[Lines of data]
※
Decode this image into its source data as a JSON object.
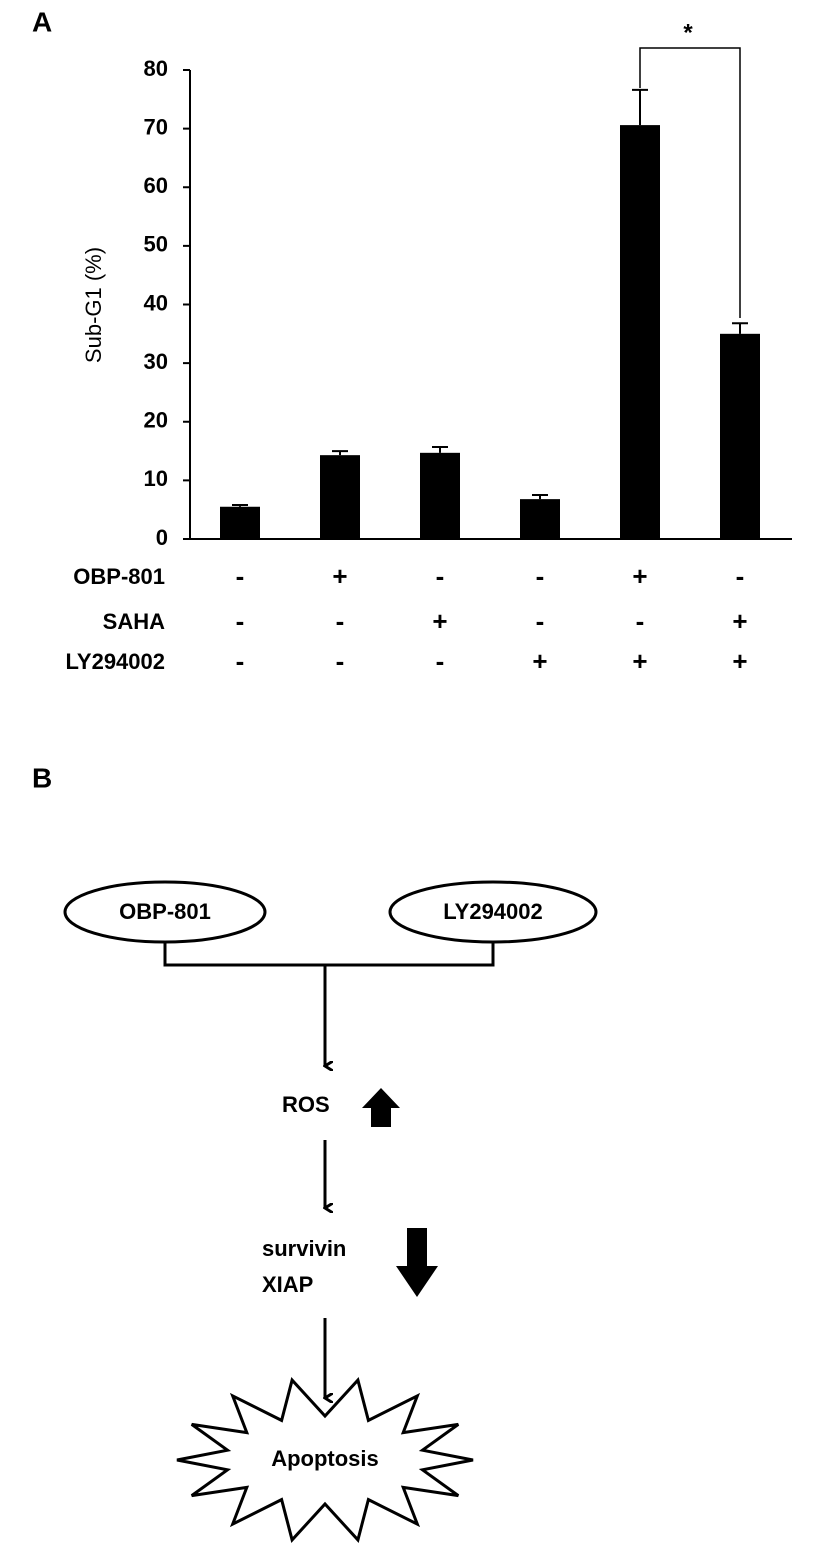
{
  "panel_labels": [
    "A",
    "B"
  ],
  "chart_data": {
    "type": "bar",
    "ylabel": "Sub-G1 (%)",
    "categories": [
      null,
      null,
      null,
      null,
      null,
      null
    ],
    "values": [
      5.5,
      14.3,
      14.7,
      6.8,
      70.6,
      35
    ],
    "errors": [
      0.3,
      0.7,
      1.0,
      0.7,
      6,
      1.8
    ],
    "color": "#000000",
    "ylim": [
      0,
      80
    ],
    "yticks": [
      0,
      10,
      20,
      30,
      40,
      50,
      60,
      70,
      80
    ],
    "annotation": "*",
    "treatments": [
      {
        "name": "OBP-801",
        "signs": [
          "-",
          "+",
          "-",
          "-",
          "+",
          "-"
        ]
      },
      {
        "name": "SAHA",
        "signs": [
          "-",
          "-",
          "+",
          "-",
          "-",
          "+"
        ]
      },
      {
        "name": "LY294002",
        "signs": [
          "-",
          "-",
          "-",
          "+",
          "+",
          "+"
        ]
      }
    ]
  },
  "diagram": {
    "nodes": [
      "OBP-801",
      "LY294002",
      "ROS",
      "survivin",
      "XIAP",
      "Apoptosis"
    ]
  }
}
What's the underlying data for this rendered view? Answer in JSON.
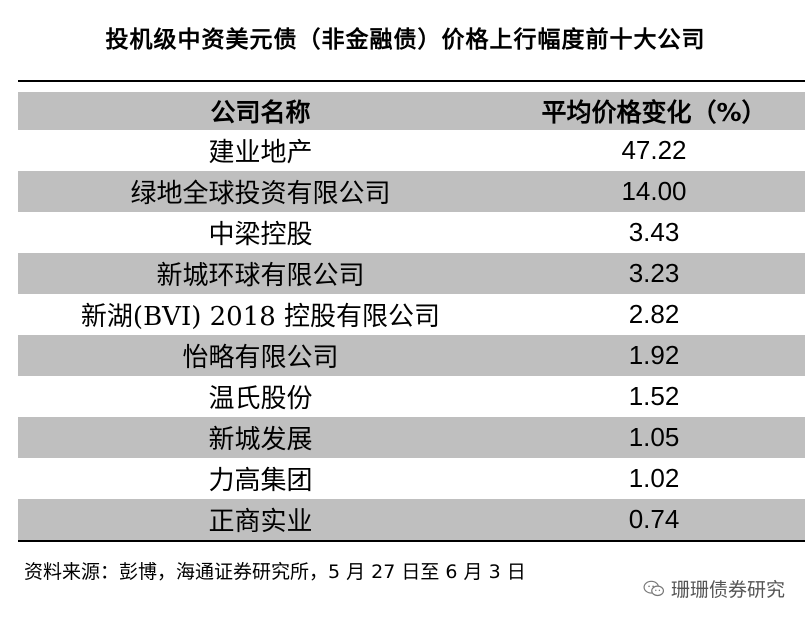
{
  "title": "投机级中资美元债（非金融债）价格上行幅度前十大公司",
  "table": {
    "headers": [
      "公司名称",
      "平均价格变化（%）"
    ],
    "rows": [
      {
        "company": "建业地产",
        "change": "47.22"
      },
      {
        "company": "绿地全球投资有限公司",
        "change": "14.00"
      },
      {
        "company": "中梁控股",
        "change": "3.43"
      },
      {
        "company": "新城环球有限公司",
        "change": "3.23"
      },
      {
        "company": "新湖(BVI) 2018 控股有限公司",
        "change": "2.82"
      },
      {
        "company": "怡略有限公司",
        "change": "1.92"
      },
      {
        "company": "温氏股份",
        "change": "1.52"
      },
      {
        "company": "新城发展",
        "change": "1.05"
      },
      {
        "company": "力高集团",
        "change": "1.02"
      },
      {
        "company": "正商实业",
        "change": "0.74"
      }
    ]
  },
  "footer": "资料来源：彭博，海通证券研究所，5 月 27 日至 6 月 3 日",
  "watermark": {
    "text": "珊珊债券研究",
    "icon": "wechat-icon"
  }
}
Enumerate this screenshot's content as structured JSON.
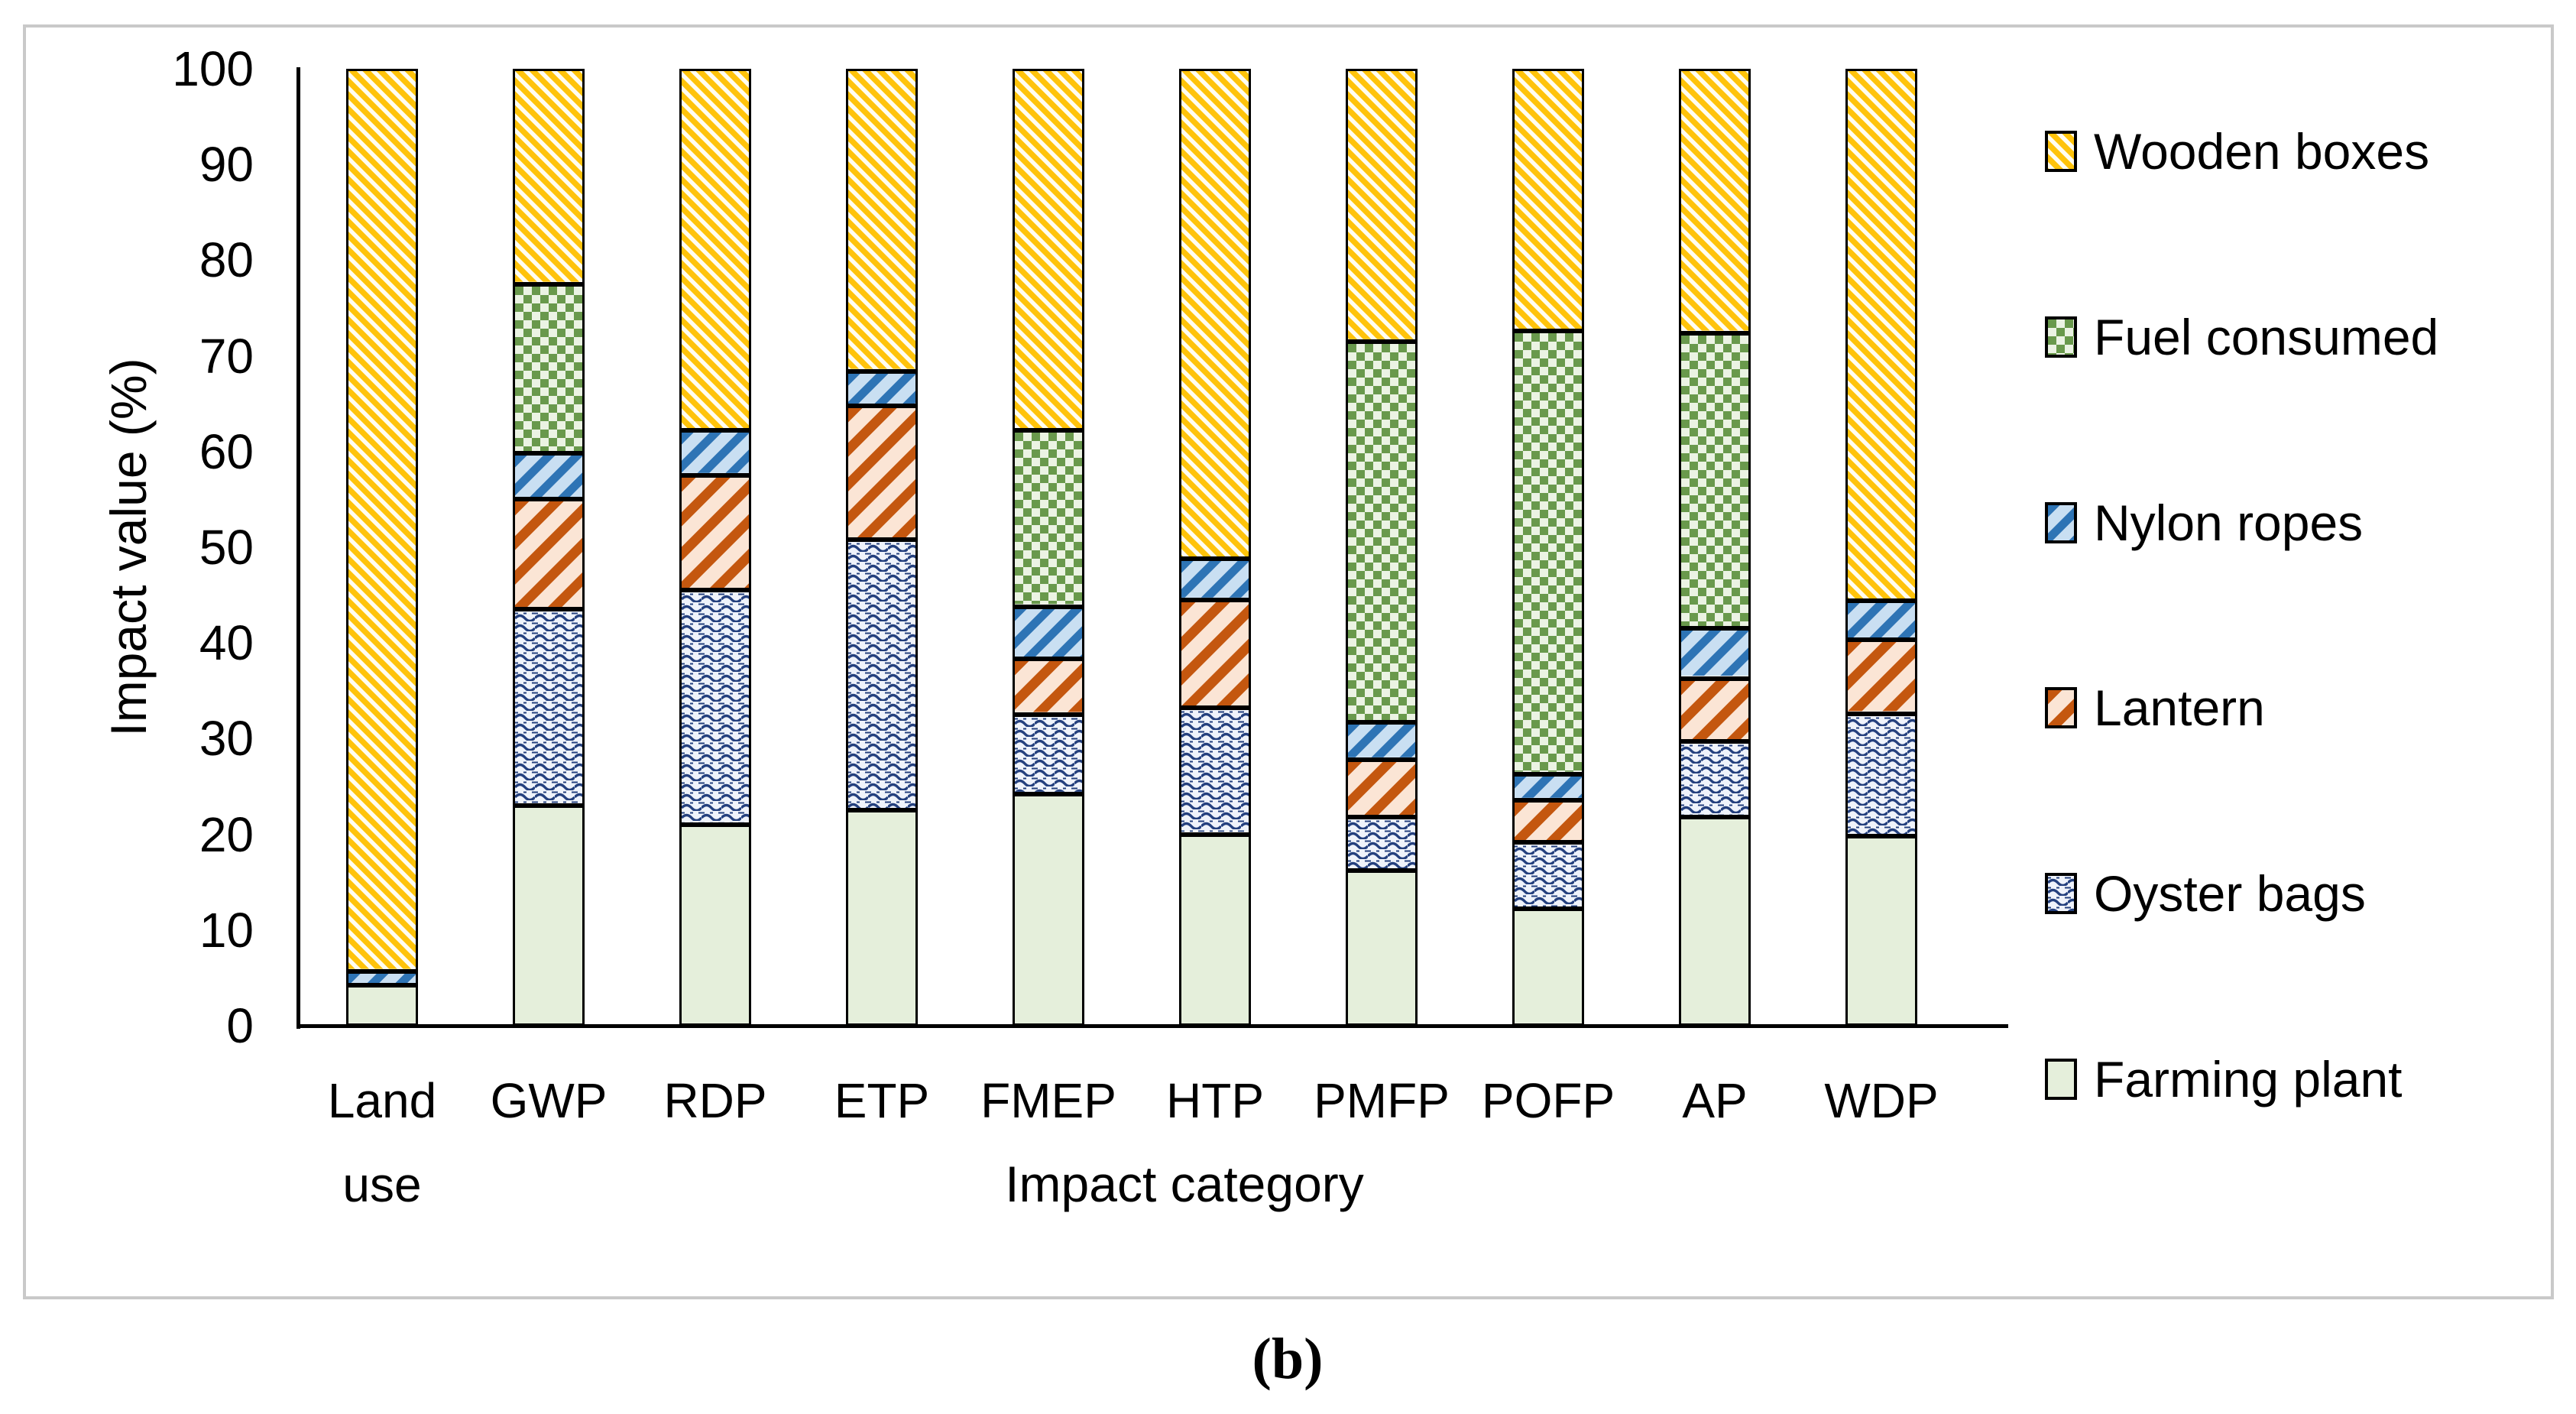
{
  "figure": {
    "caption": "(b)"
  },
  "chart_data": {
    "type": "bar",
    "stacked": true,
    "percent_stacked": true,
    "title": "",
    "xlabel": "Impact category",
    "ylabel": "Impact value (%)",
    "ylim": [
      0,
      100
    ],
    "y_ticks": [
      0,
      10,
      20,
      30,
      40,
      50,
      60,
      70,
      80,
      90,
      100
    ],
    "grid": false,
    "categories": [
      "Land use",
      "GWP",
      "RDP",
      "ETP",
      "FMEP",
      "HTP",
      "PMFP",
      "POFP",
      "AP",
      "WDP"
    ],
    "category_label_lines": [
      [
        "Land",
        "use"
      ],
      [
        "GWP"
      ],
      [
        "RDP"
      ],
      [
        "ETP"
      ],
      [
        "FMEP"
      ],
      [
        "HTP"
      ],
      [
        "PMFP"
      ],
      [
        "POFP"
      ],
      [
        "AP"
      ],
      [
        "WDP"
      ]
    ],
    "series_note": "listed bottom-to-top of each stacked bar; values are percent of 100",
    "series": [
      {
        "name": "Farming plant",
        "key": "farming",
        "pattern": "solid",
        "fg": "#E5EFDB",
        "bg": "#E5EFDB",
        "values": [
          4.2,
          23.0,
          21.0,
          22.5,
          24.2,
          20.0,
          16.2,
          12.2,
          21.8,
          19.8
        ]
      },
      {
        "name": "Oyster bags",
        "key": "oyster",
        "pattern": "horizontal-waves",
        "fg": "#24407E",
        "bg": "#EFF3FB",
        "values": [
          0,
          20.5,
          24.5,
          28.3,
          8.3,
          13.2,
          5.6,
          7.0,
          7.9,
          12.8
        ]
      },
      {
        "name": "Lantern",
        "key": "lantern",
        "pattern": "diagonal-down-stripes",
        "fg": "#C4570F",
        "bg": "#FBE5D5",
        "values": [
          0,
          11.5,
          12.0,
          14.0,
          5.8,
          11.3,
          6.0,
          4.4,
          6.6,
          7.7
        ]
      },
      {
        "name": "Nylon ropes",
        "key": "nylon",
        "pattern": "diagonal-down-stripes",
        "fg": "#2E74B5",
        "bg": "#C9DFF2",
        "values": [
          1.5,
          4.8,
          4.7,
          3.6,
          5.5,
          4.3,
          3.9,
          2.7,
          5.2,
          4.1
        ]
      },
      {
        "name": "Fuel consumed",
        "key": "fuel",
        "pattern": "checkerboard",
        "fg": "#69994C",
        "bg": "#EBF3E3",
        "values": [
          0,
          17.7,
          0,
          0,
          18.4,
          0,
          39.8,
          46.3,
          30.9,
          0
        ]
      },
      {
        "name": "Wooden boxes",
        "key": "wooden",
        "pattern": "diagonal-up-stripes",
        "fg": "#FFC30B",
        "bg": "#FFFDF2",
        "values": [
          94.3,
          22.5,
          37.8,
          31.6,
          37.8,
          51.2,
          28.5,
          27.4,
          27.6,
          55.6
        ]
      }
    ],
    "legend": {
      "position": "right",
      "items_top_to_bottom": [
        {
          "label": "Wooden boxes",
          "series_key": "wooden"
        },
        {
          "label": "Fuel consumed",
          "series_key": "fuel"
        },
        {
          "label": "Nylon ropes",
          "series_key": "nylon"
        },
        {
          "label": "Lantern",
          "series_key": "lantern"
        },
        {
          "label": "Oyster bags",
          "series_key": "oyster"
        },
        {
          "label": "Farming plant",
          "series_key": "farming"
        }
      ]
    }
  },
  "colors": {
    "axis": "#000000",
    "text": "#000000",
    "figure_border": "#C9C9C9",
    "background": "#FFFFFF"
  }
}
※
Make an exact copy of every record, pictures excluded.

### Solution below
Decode this image into its source data as a JSON object.
{
  "panel_labels": [
    "A",
    "B"
  ],
  "chart_data": {
    "type": "bar",
    "ylabel": "Sub-G1 (%)",
    "categories": [
      null,
      null,
      null,
      null,
      null,
      null
    ],
    "values": [
      5.5,
      14.3,
      14.7,
      6.8,
      70.6,
      35
    ],
    "errors": [
      0.3,
      0.7,
      1.0,
      0.7,
      6,
      1.8
    ],
    "color": "#000000",
    "ylim": [
      0,
      80
    ],
    "yticks": [
      0,
      10,
      20,
      30,
      40,
      50,
      60,
      70,
      80
    ],
    "annotation": "*",
    "treatments": [
      {
        "name": "OBP-801",
        "signs": [
          "-",
          "+",
          "-",
          "-",
          "+",
          "-"
        ]
      },
      {
        "name": "SAHA",
        "signs": [
          "-",
          "-",
          "+",
          "-",
          "-",
          "+"
        ]
      },
      {
        "name": "LY294002",
        "signs": [
          "-",
          "-",
          "-",
          "+",
          "+",
          "+"
        ]
      }
    ]
  },
  "diagram": {
    "nodes": [
      "OBP-801",
      "LY294002",
      "ROS",
      "survivin",
      "XIAP",
      "Apoptosis"
    ]
  }
}
What's the underlying data for this rendered view? Answer in JSON.
{
  "title": "投机级中资美元债（非金融债）价格上行幅度前十大公司",
  "table": {
    "headers": [
      "公司名称",
      "平均价格变化（%）"
    ],
    "rows": [
      {
        "company": "建业地产",
        "change": "47.22"
      },
      {
        "company": "绿地全球投资有限公司",
        "change": "14.00"
      },
      {
        "company": "中梁控股",
        "change": "3.43"
      },
      {
        "company": "新城环球有限公司",
        "change": "3.23"
      },
      {
        "company": "新湖(BVI) 2018 控股有限公司",
        "change": "2.82"
      },
      {
        "company": "怡略有限公司",
        "change": "1.92"
      },
      {
        "company": "温氏股份",
        "change": "1.52"
      },
      {
        "company": "新城发展",
        "change": "1.05"
      },
      {
        "company": "力高集团",
        "change": "1.02"
      },
      {
        "company": "正商实业",
        "change": "0.74"
      }
    ]
  },
  "footer": "资料来源：彭博，海通证券研究所，5 月 27 日至 6 月 3 日",
  "watermark": {
    "text": "珊珊债券研究",
    "icon": "wechat-icon"
  }
}
Enumerate this screenshot's content as structured JSON.
{
  "figure": {
    "caption": "(b)"
  },
  "chart_data": {
    "type": "bar",
    "stacked": true,
    "percent_stacked": true,
    "title": "",
    "xlabel": "Impact category",
    "ylabel": "Impact value (%)",
    "ylim": [
      0,
      100
    ],
    "y_ticks": [
      0,
      10,
      20,
      30,
      40,
      50,
      60,
      70,
      80,
      90,
      100
    ],
    "grid": false,
    "categories": [
      "Land use",
      "GWP",
      "RDP",
      "ETP",
      "FMEP",
      "HTP",
      "PMFP",
      "POFP",
      "AP",
      "WDP"
    ],
    "category_label_lines": [
      [
        "Land",
        "use"
      ],
      [
        "GWP"
      ],
      [
        "RDP"
      ],
      [
        "ETP"
      ],
      [
        "FMEP"
      ],
      [
        "HTP"
      ],
      [
        "PMFP"
      ],
      [
        "POFP"
      ],
      [
        "AP"
      ],
      [
        "WDP"
      ]
    ],
    "series_note": "listed bottom-to-top of each stacked bar; values are percent of 100",
    "series": [
      {
        "name": "Farming plant",
        "key": "farming",
        "pattern": "solid",
        "fg": "#E5EFDB",
        "bg": "#E5EFDB",
        "values": [
          4.2,
          23.0,
          21.0,
          22.5,
          24.2,
          20.0,
          16.2,
          12.2,
          21.8,
          19.8
        ]
      },
      {
        "name": "Oyster bags",
        "key": "oyster",
        "pattern": "horizontal-waves",
        "fg": "#24407E",
        "bg": "#EFF3FB",
        "values": [
          0,
          20.5,
          24.5,
          28.3,
          8.3,
          13.2,
          5.6,
          7.0,
          7.9,
          12.8
        ]
      },
      {
        "name": "Lantern",
        "key": "lantern",
        "pattern": "diagonal-down-stripes",
        "fg": "#C4570F",
        "bg": "#FBE5D5",
        "values": [
          0,
          11.5,
          12.0,
          14.0,
          5.8,
          11.3,
          6.0,
          4.4,
          6.6,
          7.7
        ]
      },
      {
        "name": "Nylon ropes",
        "key": "nylon",
        "pattern": "diagonal-down-stripes",
        "fg": "#2E74B5",
        "bg": "#C9DFF2",
        "values": [
          1.5,
          4.8,
          4.7,
          3.6,
          5.5,
          4.3,
          3.9,
          2.7,
          5.2,
          4.1
        ]
      },
      {
        "name": "Fuel consumed",
        "key": "fuel",
        "pattern": "checkerboard",
        "fg": "#69994C",
        "bg": "#EBF3E3",
        "values": [
          0,
          17.7,
          0,
          0,
          18.4,
          0,
          39.8,
          46.3,
          30.9,
          0
        ]
      },
      {
        "name": "Wooden boxes",
        "key": "wooden",
        "pattern": "diagonal-up-stripes",
        "fg": "#FFC30B",
        "bg": "#FFFDF2",
        "values": [
          94.3,
          22.5,
          37.8,
          31.6,
          37.8,
          51.2,
          28.5,
          27.4,
          27.6,
          55.6
        ]
      }
    ],
    "legend": {
      "position": "right",
      "items_top_to_bottom": [
        {
          "label": "Wooden boxes",
          "series_key": "wooden"
        },
        {
          "label": "Fuel consumed",
          "series_key": "fuel"
        },
        {
          "label": "Nylon ropes",
          "series_key": "nylon"
        },
        {
          "label": "Lantern",
          "series_key": "lantern"
        },
        {
          "label": "Oyster bags",
          "series_key": "oyster"
        },
        {
          "label": "Farming plant",
          "series_key": "farming"
        }
      ]
    }
  },
  "colors": {
    "axis": "#000000",
    "text": "#000000",
    "figure_border": "#C9C9C9",
    "background": "#FFFFFF"
  }
}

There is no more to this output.